▶ **MATERIAL FOR THIS TASK**
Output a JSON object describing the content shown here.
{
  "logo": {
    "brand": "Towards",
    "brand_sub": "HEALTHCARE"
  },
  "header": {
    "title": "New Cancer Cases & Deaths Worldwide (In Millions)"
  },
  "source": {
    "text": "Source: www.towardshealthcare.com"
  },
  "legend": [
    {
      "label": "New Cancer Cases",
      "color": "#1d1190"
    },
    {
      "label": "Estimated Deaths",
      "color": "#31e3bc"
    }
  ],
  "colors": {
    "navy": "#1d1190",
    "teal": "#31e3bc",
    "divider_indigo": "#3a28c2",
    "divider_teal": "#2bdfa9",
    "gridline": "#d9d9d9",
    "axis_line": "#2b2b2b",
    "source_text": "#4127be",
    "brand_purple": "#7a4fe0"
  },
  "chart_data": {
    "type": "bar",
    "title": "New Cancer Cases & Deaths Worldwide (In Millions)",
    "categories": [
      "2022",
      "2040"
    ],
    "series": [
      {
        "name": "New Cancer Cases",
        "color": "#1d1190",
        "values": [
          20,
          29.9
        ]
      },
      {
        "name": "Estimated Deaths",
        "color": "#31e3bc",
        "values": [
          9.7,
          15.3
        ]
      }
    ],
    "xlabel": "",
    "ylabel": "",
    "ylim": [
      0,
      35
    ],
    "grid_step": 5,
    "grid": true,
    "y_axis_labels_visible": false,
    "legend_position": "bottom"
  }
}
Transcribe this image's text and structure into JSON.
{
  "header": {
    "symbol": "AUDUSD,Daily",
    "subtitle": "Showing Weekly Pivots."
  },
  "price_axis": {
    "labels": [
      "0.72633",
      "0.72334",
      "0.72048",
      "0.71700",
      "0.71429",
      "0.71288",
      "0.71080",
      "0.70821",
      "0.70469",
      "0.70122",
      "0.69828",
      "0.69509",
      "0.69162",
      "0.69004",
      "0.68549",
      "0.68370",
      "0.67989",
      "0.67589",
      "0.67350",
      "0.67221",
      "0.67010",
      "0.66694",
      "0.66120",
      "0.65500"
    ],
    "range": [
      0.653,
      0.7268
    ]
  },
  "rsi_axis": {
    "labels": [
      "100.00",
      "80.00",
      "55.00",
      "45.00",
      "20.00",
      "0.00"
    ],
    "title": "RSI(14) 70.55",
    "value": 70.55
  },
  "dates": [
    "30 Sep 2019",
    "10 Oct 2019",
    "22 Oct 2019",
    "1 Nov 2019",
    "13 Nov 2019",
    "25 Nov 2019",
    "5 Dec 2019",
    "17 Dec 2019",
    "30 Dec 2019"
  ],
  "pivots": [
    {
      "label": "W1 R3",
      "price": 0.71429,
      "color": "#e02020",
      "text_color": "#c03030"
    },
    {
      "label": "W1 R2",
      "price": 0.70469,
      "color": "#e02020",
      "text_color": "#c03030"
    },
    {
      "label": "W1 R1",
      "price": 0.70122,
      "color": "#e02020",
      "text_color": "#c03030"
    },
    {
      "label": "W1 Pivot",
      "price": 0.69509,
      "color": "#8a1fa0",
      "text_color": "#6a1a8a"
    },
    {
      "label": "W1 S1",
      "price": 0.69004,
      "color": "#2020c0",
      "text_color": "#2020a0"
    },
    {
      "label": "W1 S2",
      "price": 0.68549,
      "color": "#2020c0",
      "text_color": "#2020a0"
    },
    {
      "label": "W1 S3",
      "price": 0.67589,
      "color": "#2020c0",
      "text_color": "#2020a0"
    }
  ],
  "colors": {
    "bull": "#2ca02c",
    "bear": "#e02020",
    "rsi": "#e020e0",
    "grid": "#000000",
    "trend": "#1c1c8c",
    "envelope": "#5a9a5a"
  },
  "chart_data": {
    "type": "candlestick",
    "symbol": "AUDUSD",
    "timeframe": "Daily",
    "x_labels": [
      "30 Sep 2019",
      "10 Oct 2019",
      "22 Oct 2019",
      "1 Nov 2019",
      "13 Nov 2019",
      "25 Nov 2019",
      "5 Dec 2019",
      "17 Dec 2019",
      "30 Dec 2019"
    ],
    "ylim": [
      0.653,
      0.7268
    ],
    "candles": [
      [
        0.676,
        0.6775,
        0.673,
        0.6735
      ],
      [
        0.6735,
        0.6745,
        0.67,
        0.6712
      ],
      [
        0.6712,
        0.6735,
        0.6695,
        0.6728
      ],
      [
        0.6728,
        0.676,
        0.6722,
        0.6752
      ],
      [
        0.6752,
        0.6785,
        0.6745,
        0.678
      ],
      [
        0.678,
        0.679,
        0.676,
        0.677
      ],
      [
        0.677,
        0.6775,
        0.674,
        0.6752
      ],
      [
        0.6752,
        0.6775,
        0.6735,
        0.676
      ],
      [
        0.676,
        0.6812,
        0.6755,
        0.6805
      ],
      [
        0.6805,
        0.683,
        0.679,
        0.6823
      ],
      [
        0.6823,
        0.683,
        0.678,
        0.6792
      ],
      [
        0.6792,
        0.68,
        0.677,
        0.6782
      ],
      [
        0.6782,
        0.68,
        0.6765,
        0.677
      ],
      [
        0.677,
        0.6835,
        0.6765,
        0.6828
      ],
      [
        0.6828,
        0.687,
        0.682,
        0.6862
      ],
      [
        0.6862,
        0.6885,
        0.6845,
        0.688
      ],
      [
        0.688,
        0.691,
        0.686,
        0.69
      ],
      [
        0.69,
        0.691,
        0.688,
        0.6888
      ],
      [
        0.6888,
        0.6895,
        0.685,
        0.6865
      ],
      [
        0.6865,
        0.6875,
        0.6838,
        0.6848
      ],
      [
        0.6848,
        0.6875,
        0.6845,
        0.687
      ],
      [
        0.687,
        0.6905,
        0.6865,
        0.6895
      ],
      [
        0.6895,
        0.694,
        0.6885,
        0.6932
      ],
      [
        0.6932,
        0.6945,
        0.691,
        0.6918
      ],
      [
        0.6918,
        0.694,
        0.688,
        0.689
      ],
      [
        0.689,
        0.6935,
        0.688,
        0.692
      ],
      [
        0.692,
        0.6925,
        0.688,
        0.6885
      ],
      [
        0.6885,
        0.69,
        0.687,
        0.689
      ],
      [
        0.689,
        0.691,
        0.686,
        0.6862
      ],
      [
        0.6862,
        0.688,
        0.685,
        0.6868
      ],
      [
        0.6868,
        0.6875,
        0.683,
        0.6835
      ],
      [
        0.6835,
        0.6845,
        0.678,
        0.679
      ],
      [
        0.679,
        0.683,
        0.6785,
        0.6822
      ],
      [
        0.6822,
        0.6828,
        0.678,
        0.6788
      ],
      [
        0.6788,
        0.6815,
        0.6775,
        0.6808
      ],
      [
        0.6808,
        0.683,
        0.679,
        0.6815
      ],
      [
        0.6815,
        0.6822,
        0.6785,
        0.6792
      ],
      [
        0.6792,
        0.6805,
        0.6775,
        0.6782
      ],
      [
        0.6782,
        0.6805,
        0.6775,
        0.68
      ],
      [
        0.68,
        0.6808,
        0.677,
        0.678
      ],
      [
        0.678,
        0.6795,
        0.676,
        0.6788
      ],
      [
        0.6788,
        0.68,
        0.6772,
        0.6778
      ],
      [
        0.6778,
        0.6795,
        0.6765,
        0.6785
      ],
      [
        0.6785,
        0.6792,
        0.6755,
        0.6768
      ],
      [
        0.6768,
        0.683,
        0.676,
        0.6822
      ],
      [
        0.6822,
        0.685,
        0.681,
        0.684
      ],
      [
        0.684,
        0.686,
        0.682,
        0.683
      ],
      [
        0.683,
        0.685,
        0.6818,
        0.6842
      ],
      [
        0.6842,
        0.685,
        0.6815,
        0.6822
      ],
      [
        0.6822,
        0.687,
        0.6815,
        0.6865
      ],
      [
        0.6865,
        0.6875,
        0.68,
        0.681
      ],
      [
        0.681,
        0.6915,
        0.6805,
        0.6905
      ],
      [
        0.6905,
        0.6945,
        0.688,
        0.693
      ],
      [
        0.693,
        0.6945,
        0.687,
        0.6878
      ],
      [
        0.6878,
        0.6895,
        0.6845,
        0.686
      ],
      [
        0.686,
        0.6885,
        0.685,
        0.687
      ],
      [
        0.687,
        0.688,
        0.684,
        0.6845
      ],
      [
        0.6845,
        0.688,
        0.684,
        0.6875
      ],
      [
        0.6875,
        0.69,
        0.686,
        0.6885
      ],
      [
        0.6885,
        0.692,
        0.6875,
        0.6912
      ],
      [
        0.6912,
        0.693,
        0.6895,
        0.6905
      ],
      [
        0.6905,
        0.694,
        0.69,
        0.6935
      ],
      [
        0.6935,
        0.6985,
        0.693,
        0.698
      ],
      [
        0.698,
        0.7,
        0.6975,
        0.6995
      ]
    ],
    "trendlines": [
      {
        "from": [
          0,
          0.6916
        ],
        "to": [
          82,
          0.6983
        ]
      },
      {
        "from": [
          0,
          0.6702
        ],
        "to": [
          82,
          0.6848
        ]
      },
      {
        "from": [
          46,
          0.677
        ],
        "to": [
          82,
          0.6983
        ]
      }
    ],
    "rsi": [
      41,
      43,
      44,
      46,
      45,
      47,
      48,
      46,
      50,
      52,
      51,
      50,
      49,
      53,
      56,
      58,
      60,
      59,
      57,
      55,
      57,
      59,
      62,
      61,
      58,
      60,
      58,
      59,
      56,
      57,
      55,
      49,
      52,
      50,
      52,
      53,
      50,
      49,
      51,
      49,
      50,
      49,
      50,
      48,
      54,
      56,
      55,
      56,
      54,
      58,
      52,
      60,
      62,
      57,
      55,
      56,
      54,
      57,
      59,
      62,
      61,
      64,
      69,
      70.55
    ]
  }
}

▶ **TASK TO COMPLETE**
Select and copy every line from the records that includes the word "Estimated".

▶ **ANSWER TO THIS PROBLEM**
      "label": "Estimated Deaths",
        "name": "Estimated Deaths",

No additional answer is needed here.